OBJECTIVE
Please continue the text below on the abstract node properties in IsNode, picking up right after its last line.

Abstract property in IsNode
Implement in CDATA, Comment, Tag and Text classes
nodeType
Returns the node type of a node — w3schools
Returns 8 for Comments, 4 for CDATAs, 1 for Tags and 3 for Texts
Abstract property in IsNode
Implement in CDATA, Comment, Tag and Text classes
nodeValue
Sets or returns the value of a node w3schools
It appears that this method returns the first text-node child of an element, rather than the entire set of text-node values, at least in Chromium. At any rate, it's dependent on the presence of child nodes, so...
Skip
Implement in Tag
parentElement
Returns the parent element node of an element — w3schools
Abstract property in IsNode
Implement in BaseNode
parentNode
Returns the parent node of an element — w3schools
Abstract property in IsNode
Implement in BaseNode
previousElementSibling
Returns the previous element at the same node tree level — w3schools
Abstract property in IsNode
Implement in BaseNode
previousSibling
Returns the previous node at the same node tree level — w3schools
Abstract property in IsNode
Implement in BaseNode
textContent
Sets or returns the textual content of a node and its descendants — w3schools
The return value is, essentially, a concatenation of all child Text nodes in a Tag, or the data value (the content) of a Comment or Text instance. If CDATA is assumed to behave like a Comment, then it would also return the inner content of the instance.
Abstract property in IsNode
Implement in HasTextData and Tag
The abstraction of these properties in isNode is just a few lines of code:
#-----------------------------------#
# Abstract Properties               #
#-----------------------------------#

nextElementSibling = abc.abstractproperty()
nextSibling = abc.abstractproperty()
nodeName = abc.abstractproperty()
nodeType = abc.abstractproperty()
parentElement = abc.abstractproperty()
parentNode = abc.abstractproperty()
previousElementSibling = abc.abstractproperty()
previousSibling = abc.abstractproperty()
textContent = abc.abstractproperty()

[Data drawn from a collection]
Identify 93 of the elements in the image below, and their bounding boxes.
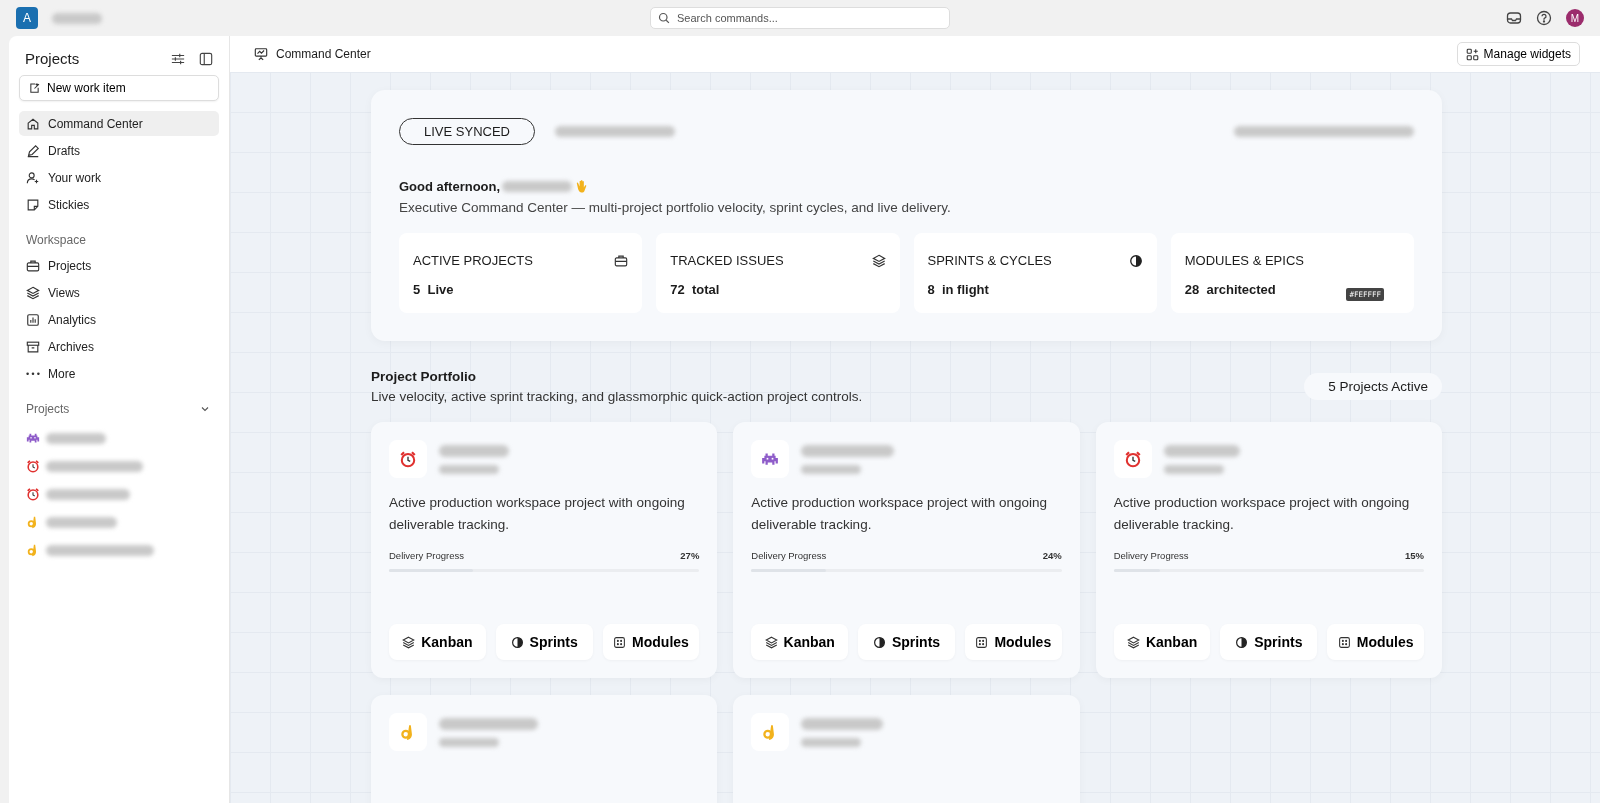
alarm-clock-icon bbox=[1123, 450, 1142, 468]
progress-percent: 24% bbox=[1042, 550, 1062, 561]
action-button[interactable]: Modules bbox=[602, 624, 700, 660]
filter-sliders-icon[interactable] bbox=[171, 51, 185, 66]
alien-icon bbox=[26, 431, 40, 445]
action-button[interactable]: Kanban bbox=[389, 624, 486, 660]
action-button[interactable]: Modules bbox=[1327, 624, 1424, 660]
search-field[interactable]: Search commands... bbox=[650, 7, 950, 29]
new-item-icon bbox=[28, 81, 41, 95]
bar-chart-icon bbox=[26, 312, 40, 327]
presentation-icon bbox=[254, 47, 268, 61]
alarm-clock-icon bbox=[26, 487, 40, 501]
inbox-icon[interactable] bbox=[1506, 10, 1522, 26]
stat-label: ACTIVE PROJECTS bbox=[413, 253, 533, 268]
stat-value: 72 total bbox=[670, 282, 720, 297]
half-circle-icon bbox=[872, 635, 886, 649]
progress-label: Delivery Progress bbox=[751, 550, 827, 561]
progress-label: Delivery Progress bbox=[389, 550, 464, 561]
layers-icon bbox=[1126, 635, 1140, 649]
layers-icon bbox=[764, 635, 778, 649]
subtitle: Executive Command Center — multi-project portfolio velocity, sprint cycles, and live delivery. bbox=[399, 200, 952, 215]
alien-icon bbox=[761, 450, 780, 468]
nav-item[interactable]: Analytics bbox=[19, 307, 219, 332]
nav-item[interactable]: More bbox=[19, 361, 219, 386]
home-icon bbox=[26, 116, 40, 131]
half-circle-icon bbox=[1128, 253, 1143, 268]
stat-value: 8 in flight bbox=[927, 282, 989, 297]
pen-icon bbox=[26, 143, 40, 158]
section-heading: Projects bbox=[26, 402, 70, 416]
nav-item[interactable]: Your work bbox=[19, 165, 219, 190]
project-description: Active production workspace project with ongoing deliverable tracking. bbox=[389, 494, 686, 534]
section-title: Project Portfolio bbox=[371, 369, 477, 384]
user-avatar[interactable]: M bbox=[1566, 9, 1584, 27]
stat-label: TRACKED ISSUES bbox=[670, 253, 784, 268]
workspace-logo[interactable]: A bbox=[16, 7, 38, 29]
blurred-text bbox=[801, 464, 862, 474]
nav-item[interactable]: Command Center bbox=[19, 111, 219, 136]
project-description: Active production workspace project with ongoing deliverable tracking. bbox=[751, 494, 1048, 534]
grid-icon bbox=[975, 635, 989, 649]
nav-item[interactable]: Archives bbox=[19, 334, 219, 359]
count-badge: 5 Projects Active bbox=[1304, 373, 1442, 400]
progress-label: Delivery Progress bbox=[1113, 550, 1189, 561]
nav-item[interactable]: Projects bbox=[19, 253, 219, 278]
stat-label: MODULES & EPICS bbox=[1184, 253, 1304, 268]
alarm-clock-icon bbox=[399, 450, 417, 468]
grid-icon bbox=[1337, 635, 1351, 649]
blurred-text bbox=[46, 516, 117, 528]
blurred-text bbox=[439, 737, 499, 747]
action-button[interactable]: Sprints bbox=[858, 624, 955, 660]
stat-label: SPRINTS & CYCLES bbox=[927, 253, 1052, 268]
nav-item[interactable]: Drafts bbox=[19, 138, 219, 163]
layers-icon bbox=[871, 253, 886, 268]
stat-value: 5 Live bbox=[413, 282, 454, 297]
sidebar-title: Projects bbox=[25, 50, 81, 67]
nav-item[interactable]: Stickies bbox=[19, 192, 219, 217]
blurred-text bbox=[502, 181, 573, 192]
greeting: Good afternoon, bbox=[399, 179, 501, 194]
progress-percent: 15% bbox=[1405, 550, 1424, 561]
sticky-note-icon bbox=[26, 197, 40, 212]
help-icon[interactable] bbox=[1536, 10, 1552, 26]
action-button[interactable]: Kanban bbox=[751, 624, 849, 660]
blurred-text bbox=[1163, 464, 1224, 474]
more-icon bbox=[26, 371, 40, 376]
half-circle-icon bbox=[510, 635, 524, 649]
user-icon bbox=[26, 170, 40, 185]
stat-value: 28 architected bbox=[1184, 282, 1276, 297]
action-button[interactable]: Sprints bbox=[1220, 624, 1318, 660]
blurred-text bbox=[439, 444, 509, 457]
new-work-item-button[interactable]: New work item bbox=[19, 75, 219, 101]
page-title: Command Center bbox=[276, 47, 371, 61]
layers-icon bbox=[402, 635, 416, 649]
nav-item[interactable]: Views bbox=[19, 280, 219, 305]
action-button[interactable]: Kanban bbox=[1113, 624, 1211, 660]
widgets-icon bbox=[1465, 47, 1479, 61]
blurred-text bbox=[439, 464, 499, 474]
briefcase-icon bbox=[614, 253, 629, 268]
progress-percent: 27% bbox=[680, 550, 700, 561]
blurred-text bbox=[801, 737, 862, 747]
half-circle-icon bbox=[1235, 635, 1249, 649]
sidebar-toggle-icon[interactable] bbox=[199, 51, 213, 66]
blurred-text bbox=[46, 432, 106, 444]
manage-widgets-button[interactable]: Manage widgets bbox=[1456, 42, 1580, 66]
section-subtitle: Live velocity, active sprint tracking, and glassmorphic quick-action project controls. bbox=[371, 389, 863, 404]
action-button[interactable]: Sprints bbox=[495, 624, 593, 660]
project-description: Active production workspace project with ongoing deliverable tracking. bbox=[1113, 494, 1411, 534]
grid-icon bbox=[613, 635, 627, 649]
section-heading: Workspace bbox=[25, 232, 87, 249]
archive-icon bbox=[26, 339, 40, 354]
action-button[interactable]: Modules bbox=[964, 624, 1062, 660]
alarm-clock-icon bbox=[26, 459, 40, 473]
blurred-text bbox=[52, 12, 102, 24]
briefcase-icon bbox=[26, 258, 40, 273]
layers-icon bbox=[26, 285, 40, 300]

OUTPUT FOR THIS EXERCISE
The test-methods for each property will follow this pattern:
def testPROPERTYNAME(self):
    """Unit-tests the PROPERTYNAME property of an IsNode instance."""
    try:
        testInstance = markup.IsNode()
    except TypeError, error:
        actual = 'PROPERTYNAME' in str( error )
        self.assertTrue( actual, 'The TypeError raised by trying to '
            'instantiate IsNode should include the "PROPERTYNAME" '
            'abstract method-name' )
    except Exception, error:
        self.fail( 'testPROPERTYNAME expected a TypeError, '
            'but %s was raised instead:\n  - %s' % ( 
                error.__class__.__name__, error
            )
        )
In a nutshell, what this does is ensures that the abstract properties appear in the TypeError that is raised by trying to instantiate IsNode, ensuring that the property being tested is abstract.

Implementing and Testing the Abstract Methods

The same basic rule, that member-definitions need only exist in the IsNode interface, applies to the method members as well. The main decisions that need to be made are also similar: where does a given method-requirement and -definition belong, and yields a similar list as the properties noted above:

cloneNode
Clones an element — w3schools
Since this is capable of making shallow or deep copies, and the mechanism for making those copies will vary, it'll have to be implemented in the concrete classes.
Abstract method in IsNode
Implement in CDATA, Comment, Tag and Text
compareDocumentPosition
Compares the document position of two elements — w3schools
The description of the method on the w3schools site, frankly, has me wondering if there's even any point to implementing this on the server side. I've never seen this method used in the wild, though that doen't mean that it isn't used. I can't think of a use-case for it that isn't better served (at least on the server side) by local Python code, particularly since all the real method returns is a bit-mask number-value that indicates relative position between the owner element and the element provided.
Skip
contains
Returns true if a node is a descendant of a node, otherwise false — w3schools
The contains method applies only to objects that have children, really. That hasn't stopped it from being callable on DOM node where it doesn't really make sense, though. For example, executing this JavaScript:
ook = document.createTextNode( 'ook' );
eek = document.createTextNode( 'eek' );
ook.contains( eek );
in several browsers yields
false
That result kind of makes sense — neither of the created text-nodes is a parent of the other, nor can either be appended to the other (calling ook.appendChild( eek ) throws an error).
I'm going to skip this method for now, but there's some discussion around that decision that I'll dig into shortly.
isDefaultNamespace
Returns true if a specified namespaceURI is the default, otherwise false — w3schools
Text-nodes don't have a namespace — it's not a defined member of that node-type at all. Nor do comments, and I presume that the same would hold true for CDATA sections.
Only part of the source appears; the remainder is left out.